▶ THE REQUEST:
Retype the whole listing, please, keeping every line exact and dropping the pictures.

▶ DATASET EXCERPTS:
● ● ●
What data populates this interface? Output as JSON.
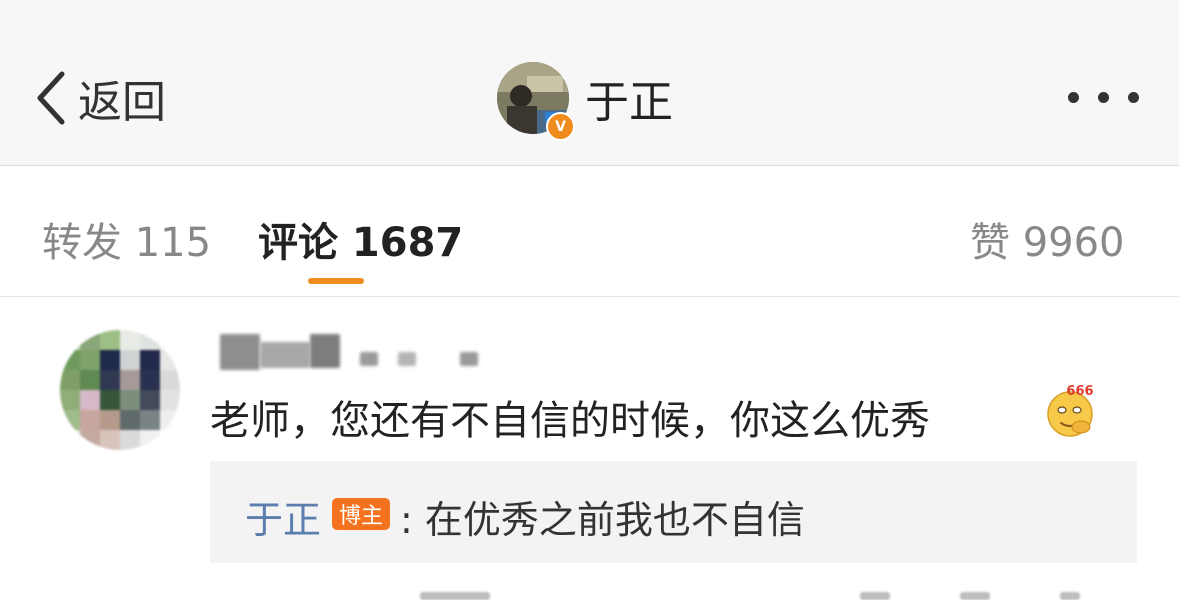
{
  "nav": {
    "back_label": "返回",
    "profile_name": "于正",
    "verified_badge": "V",
    "icons": [
      "chevron-left-icon",
      "verified-icon",
      "more-icon"
    ]
  },
  "tabs": {
    "repost": "转发 115",
    "comments": "评论 1687",
    "likes": "赞 9960"
  },
  "comment": {
    "text": "老师，您还有不自信的时候，你这么优秀",
    "emoji": "666",
    "reply": {
      "author": "于正",
      "badge": "博主",
      "text": ": 在优秀之前我也不自信"
    }
  },
  "colors": {
    "accent": "#f08c1d",
    "link": "#5b7eaf",
    "badge": "#f5731f"
  }
}
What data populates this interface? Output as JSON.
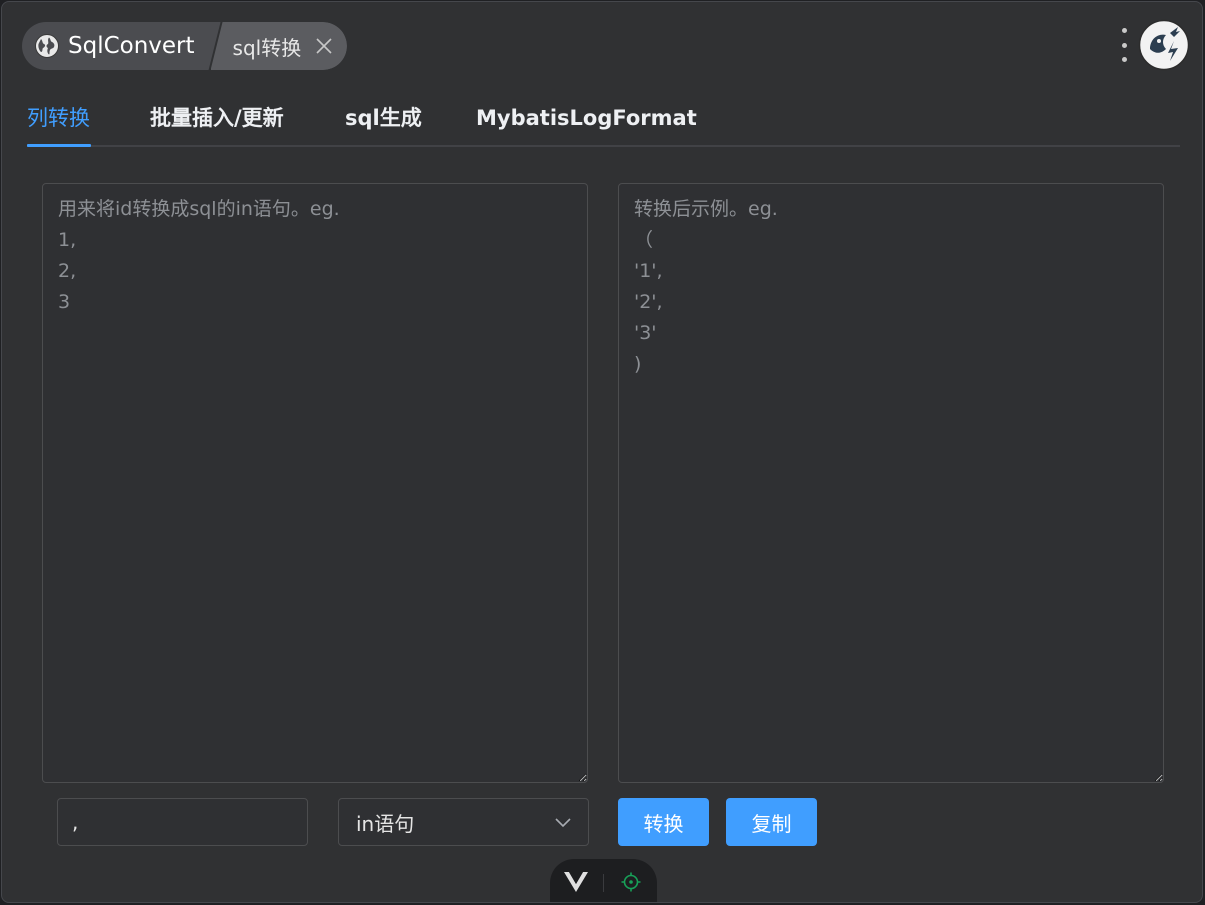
{
  "header": {
    "app_name": "SqlConvert",
    "current_feature": "sql转换"
  },
  "tabs": [
    {
      "label": "列转换",
      "active": true
    },
    {
      "label": "批量插入/更新",
      "active": false
    },
    {
      "label": "sql生成",
      "active": false
    },
    {
      "label": "MybatisLogFormat",
      "active": false
    }
  ],
  "input_area": {
    "placeholder": "用来将id转换成sql的in语句。eg.\n1,\n2,\n3"
  },
  "output_area": {
    "placeholder": "转换后示例。eg.\n（\n'1',\n'2',\n'3'\n)"
  },
  "controls": {
    "separator_value": ",",
    "mode_select_value": "in语句",
    "convert_label": "转换",
    "copy_label": "复制"
  },
  "colors": {
    "accent": "#409eff",
    "panel_bg": "#303133",
    "border": "#4c4d4f"
  },
  "icons": [
    "globe-icon",
    "close-icon",
    "more-vertical-icon",
    "app-logo-icon",
    "chevron-down-icon",
    "vue-logo-icon",
    "target-icon"
  ]
}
● ● ●
▶ SOLUTION TO THIS PROBLEM:
What data populates this interface? Output as JSON.
{
  "nav": {
    "back_label": "返回",
    "profile_name": "于正",
    "verified_badge": "V",
    "icons": [
      "chevron-left-icon",
      "verified-icon",
      "more-icon"
    ]
  },
  "tabs": {
    "repost": "转发 115",
    "comments": "评论 1687",
    "likes": "赞 9960"
  },
  "comment": {
    "text": "老师，您还有不自信的时候，你这么优秀",
    "emoji": "666",
    "reply": {
      "author": "于正",
      "badge": "博主",
      "text": ": 在优秀之前我也不自信"
    }
  },
  "colors": {
    "accent": "#f08c1d",
    "link": "#5b7eaf",
    "badge": "#f5731f"
  }
}
What data populates this interface? Output as JSON.
{
  "header": {
    "app_name": "SqlConvert",
    "current_feature": "sql转换"
  },
  "tabs": [
    {
      "label": "列转换",
      "active": true
    },
    {
      "label": "批量插入/更新",
      "active": false
    },
    {
      "label": "sql生成",
      "active": false
    },
    {
      "label": "MybatisLogFormat",
      "active": false
    }
  ],
  "input_area": {
    "placeholder": "用来将id转换成sql的in语句。eg.\n1,\n2,\n3"
  },
  "output_area": {
    "placeholder": "转换后示例。eg.\n（\n'1',\n'2',\n'3'\n)"
  },
  "controls": {
    "separator_value": ",",
    "mode_select_value": "in语句",
    "convert_label": "转换",
    "copy_label": "复制"
  },
  "colors": {
    "accent": "#409eff",
    "panel_bg": "#303133",
    "border": "#4c4d4f"
  },
  "icons": [
    "globe-icon",
    "close-icon",
    "more-vertical-icon",
    "app-logo-icon",
    "chevron-down-icon",
    "vue-logo-icon",
    "target-icon"
  ]
}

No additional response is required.